:: WHAT THIS TASK INVOLVES ::
Write the next part of the ABRAXANE safety warnings text, starting after its last sentence about the potential risk to a fetus.

:: PROVIDED PASSAGE ::
»»

Patients with a previous history of hypersensitivity to other taxanes
should be closely monitored during initiation of ABRAXANE therapy
Hepatic Impairment
-
Because the exposure and toxicity of paclitaxel can be increased with
hepatic impairment, administration of ABRAXANE in patients with
hepatic impairment should be performed with caution
-
Patients with hepatic impairment may be at an increased risk of
toxicity, particularly from myelosuppression, and should be monitored
for development of profound myelosuppression
-
For MBC and NSCLC, the starting dose should be reduced for patients
with moderate or severe hepatic impairment
-
For pancreatic adenocarcinoma, ABRAXANE is not recommended for
patients with moderate to severe hepatic impairment (total bilirubin
>1.5 x ULN and AST =10 x ULN)
Albumin (Human)
-
ABRAXANE contains albumin (human), a derivative of human blood
Embryo Fetal Toxicity
-
Based on mechanism of action and findings in animals, ABRAXANE can
cause fetal harm when administered to a pregnant woman
-
Advise females of reproductive potential of the potential risk to a
fetus.

««

:: SUPPLIED RECORDS ::
»»

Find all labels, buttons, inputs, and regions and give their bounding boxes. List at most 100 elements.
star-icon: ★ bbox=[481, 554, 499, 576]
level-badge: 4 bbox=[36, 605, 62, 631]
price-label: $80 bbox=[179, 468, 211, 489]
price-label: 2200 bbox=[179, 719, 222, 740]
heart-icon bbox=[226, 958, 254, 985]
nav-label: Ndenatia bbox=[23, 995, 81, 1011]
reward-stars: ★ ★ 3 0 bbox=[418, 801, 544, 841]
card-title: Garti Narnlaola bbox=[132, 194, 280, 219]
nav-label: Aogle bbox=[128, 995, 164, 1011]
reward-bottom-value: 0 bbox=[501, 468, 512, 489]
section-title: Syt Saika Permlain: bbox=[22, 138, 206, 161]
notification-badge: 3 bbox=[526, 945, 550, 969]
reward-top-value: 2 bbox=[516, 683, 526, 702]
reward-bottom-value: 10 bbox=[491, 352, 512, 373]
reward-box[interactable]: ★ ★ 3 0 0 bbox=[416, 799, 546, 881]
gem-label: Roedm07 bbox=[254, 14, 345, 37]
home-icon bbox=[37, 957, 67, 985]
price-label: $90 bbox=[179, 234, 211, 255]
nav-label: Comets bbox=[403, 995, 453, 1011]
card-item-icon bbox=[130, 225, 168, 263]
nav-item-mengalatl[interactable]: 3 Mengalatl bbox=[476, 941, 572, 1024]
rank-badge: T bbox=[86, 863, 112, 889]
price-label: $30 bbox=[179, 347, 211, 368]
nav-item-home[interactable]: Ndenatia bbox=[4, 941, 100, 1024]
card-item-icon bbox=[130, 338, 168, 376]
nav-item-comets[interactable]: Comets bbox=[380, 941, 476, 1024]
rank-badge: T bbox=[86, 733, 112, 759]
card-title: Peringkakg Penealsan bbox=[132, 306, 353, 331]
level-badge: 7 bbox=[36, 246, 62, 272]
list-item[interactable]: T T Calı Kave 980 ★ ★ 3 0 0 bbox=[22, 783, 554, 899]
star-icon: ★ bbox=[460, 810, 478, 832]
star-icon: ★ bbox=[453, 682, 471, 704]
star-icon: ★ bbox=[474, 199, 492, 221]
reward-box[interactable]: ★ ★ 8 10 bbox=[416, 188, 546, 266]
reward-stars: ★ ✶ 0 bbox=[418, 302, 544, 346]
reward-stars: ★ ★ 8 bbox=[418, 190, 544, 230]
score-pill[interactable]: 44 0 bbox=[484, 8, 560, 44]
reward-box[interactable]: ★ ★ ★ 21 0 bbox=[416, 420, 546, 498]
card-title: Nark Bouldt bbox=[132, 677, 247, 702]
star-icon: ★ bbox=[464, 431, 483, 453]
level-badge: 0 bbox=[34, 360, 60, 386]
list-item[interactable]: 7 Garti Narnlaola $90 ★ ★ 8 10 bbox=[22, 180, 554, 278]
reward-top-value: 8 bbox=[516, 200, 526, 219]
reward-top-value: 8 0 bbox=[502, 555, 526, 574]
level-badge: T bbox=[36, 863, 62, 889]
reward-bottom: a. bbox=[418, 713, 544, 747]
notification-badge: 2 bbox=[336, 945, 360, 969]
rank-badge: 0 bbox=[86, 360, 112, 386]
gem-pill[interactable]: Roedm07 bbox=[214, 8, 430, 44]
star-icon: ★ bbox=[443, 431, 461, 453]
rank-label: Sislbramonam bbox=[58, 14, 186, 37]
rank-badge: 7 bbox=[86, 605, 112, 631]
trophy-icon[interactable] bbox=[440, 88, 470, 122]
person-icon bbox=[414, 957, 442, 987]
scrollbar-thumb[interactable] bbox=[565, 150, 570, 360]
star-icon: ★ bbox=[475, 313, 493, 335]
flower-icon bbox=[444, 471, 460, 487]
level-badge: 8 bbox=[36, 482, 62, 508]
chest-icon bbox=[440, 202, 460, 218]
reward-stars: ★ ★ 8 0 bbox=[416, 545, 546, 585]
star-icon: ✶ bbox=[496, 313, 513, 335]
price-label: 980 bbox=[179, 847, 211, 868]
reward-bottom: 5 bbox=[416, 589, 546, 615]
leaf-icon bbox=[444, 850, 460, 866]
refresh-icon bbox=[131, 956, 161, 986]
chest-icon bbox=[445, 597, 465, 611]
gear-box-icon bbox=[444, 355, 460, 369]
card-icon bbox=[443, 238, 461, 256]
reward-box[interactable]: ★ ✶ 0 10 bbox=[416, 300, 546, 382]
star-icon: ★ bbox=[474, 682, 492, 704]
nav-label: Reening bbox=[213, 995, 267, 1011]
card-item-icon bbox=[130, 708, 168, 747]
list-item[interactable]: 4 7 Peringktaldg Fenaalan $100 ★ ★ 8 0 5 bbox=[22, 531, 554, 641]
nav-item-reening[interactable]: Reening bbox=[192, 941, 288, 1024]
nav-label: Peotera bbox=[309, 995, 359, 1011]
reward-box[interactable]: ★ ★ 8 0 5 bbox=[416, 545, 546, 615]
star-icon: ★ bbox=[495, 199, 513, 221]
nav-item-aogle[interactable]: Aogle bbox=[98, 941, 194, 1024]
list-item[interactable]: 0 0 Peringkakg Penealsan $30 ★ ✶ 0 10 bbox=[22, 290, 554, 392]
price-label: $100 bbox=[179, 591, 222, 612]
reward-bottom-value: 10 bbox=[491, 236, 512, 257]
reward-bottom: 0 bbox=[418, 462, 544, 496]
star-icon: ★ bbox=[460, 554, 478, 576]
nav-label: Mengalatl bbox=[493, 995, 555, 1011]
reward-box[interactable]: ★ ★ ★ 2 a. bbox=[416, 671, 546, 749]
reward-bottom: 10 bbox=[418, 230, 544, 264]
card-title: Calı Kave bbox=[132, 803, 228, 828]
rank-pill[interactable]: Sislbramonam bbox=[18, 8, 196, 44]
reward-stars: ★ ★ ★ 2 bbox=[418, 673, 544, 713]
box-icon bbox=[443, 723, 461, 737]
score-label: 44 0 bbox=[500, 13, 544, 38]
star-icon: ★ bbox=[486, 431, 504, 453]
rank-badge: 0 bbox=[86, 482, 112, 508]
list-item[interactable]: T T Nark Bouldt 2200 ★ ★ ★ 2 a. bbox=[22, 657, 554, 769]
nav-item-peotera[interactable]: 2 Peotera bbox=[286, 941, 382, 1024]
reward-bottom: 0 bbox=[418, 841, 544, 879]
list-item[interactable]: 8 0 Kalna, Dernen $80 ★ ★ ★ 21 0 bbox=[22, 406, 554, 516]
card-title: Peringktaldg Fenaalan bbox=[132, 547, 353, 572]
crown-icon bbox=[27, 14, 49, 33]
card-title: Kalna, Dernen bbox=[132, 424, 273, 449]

««

:: RESPONSE TO THE TASK ::
-
Advise females of reproductive potential to use effective
contraception and avoid becoming pregnant during treatment with
ABRAXANE and for at least six months after the last dose of ABRAXANE
-
Advise male patients with female partners of reproductive potential to
use effective contraception and avoid fathering a child during
treatment with ABRAXANE and for at least three months after the last
dose of ABRAXANE
ADVERSE REACTIONS
Randomized Metastatic Breast Cancer (MBC) Study
-
The most common adverse reactions (=20%) with single-agent use of
ABRAXANE vs paclitaxel injection in the MBC study are alopecia (90%,
94%), neutropenia (all cases 80%, 82%; severe 9%, 22%), sensory
neuropathy (any symptoms 71%, 56%; severe 10%, 2%), abnormal ECG (all
patients 60%, 52%; patients with normal baseline 35%, 30%),
fatigue/asthenia (any 47%, 39%; severe 8%, 3%), myalgia/arthralgia
(any 44%, 49%; severe 8%, 4%), AST elevation (any 39%, 32%), alkaline
phosphatase elevation (any 36%, 31%), anemia (any 33%, 25%; severe 1%,
<1%), nausea (any 30%, 22%; severe 3%, <1%), diarrhea (any 27%, 15%;
severe <1%, 1%) and infections (24%, 20%), respectively
-
Sensory neuropathy was the cause of ABRAXANE discontinuation in 7/229
(3%) patients
-
Other adverse reactions of note with the use of ABRAXANE vs paclitaxel
injection included vomiting (any 18%, 10%; severe 4%, 1%), fluid
retention (any 10%, 8%; severe 0%, <1%), mucositis (any 7%, 6%; severe
<1%, 0%), hepatic dysfunction (elevations in bilirubin 7%, 7%),
hypersensitivity reactions (any 4%, 12%; severe 0%, 2%),
thrombocytopenia (any 2%, 3%; severe <1%, <1%), neutropenic sepsis
(<1%, <1%), and injection site reactions (<1%, 1%), respectively.
Dehydration and pyrexia were also reported
-
Renal dysfunction (any 11%, severe 1%) was reported in patients
treated with ABRAXANE (n=229)
-
In all ABRAXANE-treated patients (n=366), ocular/visual disturbances
were reported (any 13%; severe 1%)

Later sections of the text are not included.